Rows from a dataset:
#####

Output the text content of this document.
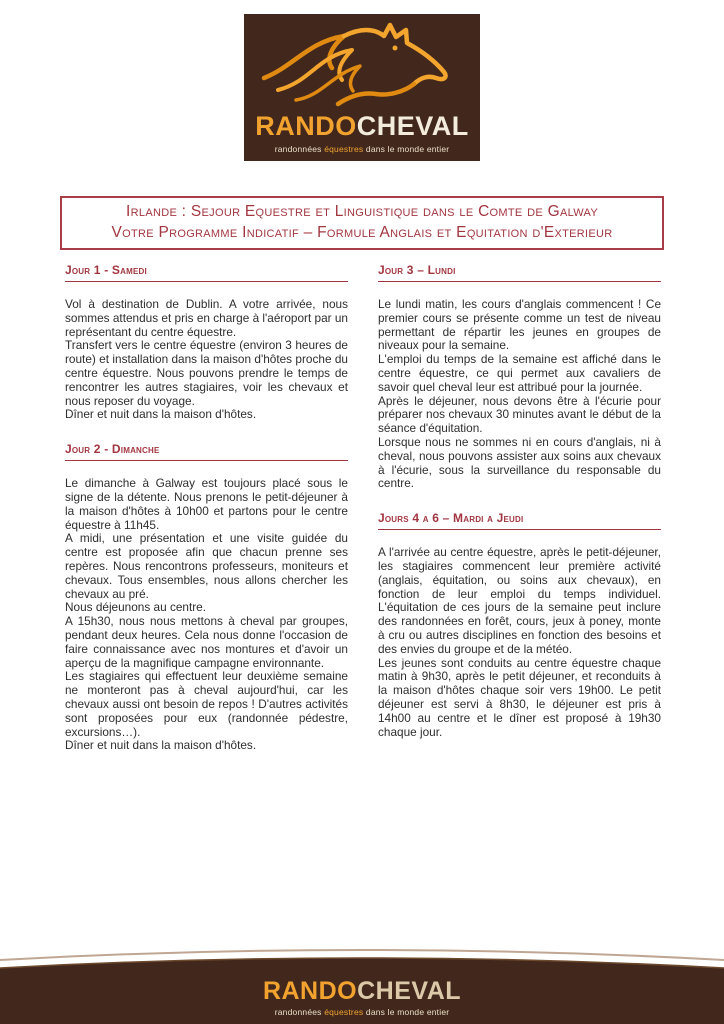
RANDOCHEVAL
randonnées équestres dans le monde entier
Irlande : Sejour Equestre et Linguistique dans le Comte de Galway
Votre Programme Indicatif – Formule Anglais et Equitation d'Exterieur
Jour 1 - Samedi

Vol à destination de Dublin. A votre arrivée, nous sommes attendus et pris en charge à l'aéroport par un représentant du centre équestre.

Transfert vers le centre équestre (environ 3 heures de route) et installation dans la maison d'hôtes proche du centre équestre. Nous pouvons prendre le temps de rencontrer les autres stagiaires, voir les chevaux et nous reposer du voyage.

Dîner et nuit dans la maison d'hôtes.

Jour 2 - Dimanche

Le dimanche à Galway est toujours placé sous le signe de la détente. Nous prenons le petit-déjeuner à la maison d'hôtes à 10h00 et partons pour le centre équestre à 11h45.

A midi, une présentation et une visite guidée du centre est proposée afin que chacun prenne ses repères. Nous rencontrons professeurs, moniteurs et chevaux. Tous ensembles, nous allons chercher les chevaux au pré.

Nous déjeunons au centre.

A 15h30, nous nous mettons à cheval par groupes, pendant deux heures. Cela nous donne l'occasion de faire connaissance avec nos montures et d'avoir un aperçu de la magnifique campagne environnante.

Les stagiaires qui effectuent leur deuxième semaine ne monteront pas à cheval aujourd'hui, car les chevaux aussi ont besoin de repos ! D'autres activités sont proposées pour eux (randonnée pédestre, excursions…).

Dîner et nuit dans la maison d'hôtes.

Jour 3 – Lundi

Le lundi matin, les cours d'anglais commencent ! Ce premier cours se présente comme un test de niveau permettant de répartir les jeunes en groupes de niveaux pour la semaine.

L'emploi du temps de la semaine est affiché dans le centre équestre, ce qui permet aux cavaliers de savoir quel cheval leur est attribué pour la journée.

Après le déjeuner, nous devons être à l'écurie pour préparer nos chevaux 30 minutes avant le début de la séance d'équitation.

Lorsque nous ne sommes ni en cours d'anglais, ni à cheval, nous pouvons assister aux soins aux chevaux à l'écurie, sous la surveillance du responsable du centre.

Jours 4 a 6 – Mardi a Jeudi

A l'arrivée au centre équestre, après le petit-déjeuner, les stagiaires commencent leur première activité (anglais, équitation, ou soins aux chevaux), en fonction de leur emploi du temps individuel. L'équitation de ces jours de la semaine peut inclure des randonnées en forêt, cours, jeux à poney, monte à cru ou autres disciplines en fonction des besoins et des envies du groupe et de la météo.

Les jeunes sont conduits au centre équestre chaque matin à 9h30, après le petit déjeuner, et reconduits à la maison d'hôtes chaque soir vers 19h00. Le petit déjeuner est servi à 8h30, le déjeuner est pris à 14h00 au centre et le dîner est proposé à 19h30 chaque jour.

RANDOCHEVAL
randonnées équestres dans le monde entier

#####

• PROBLEM: Write only the number of lines that include "sont".

• REPLY TO THE TASK: 2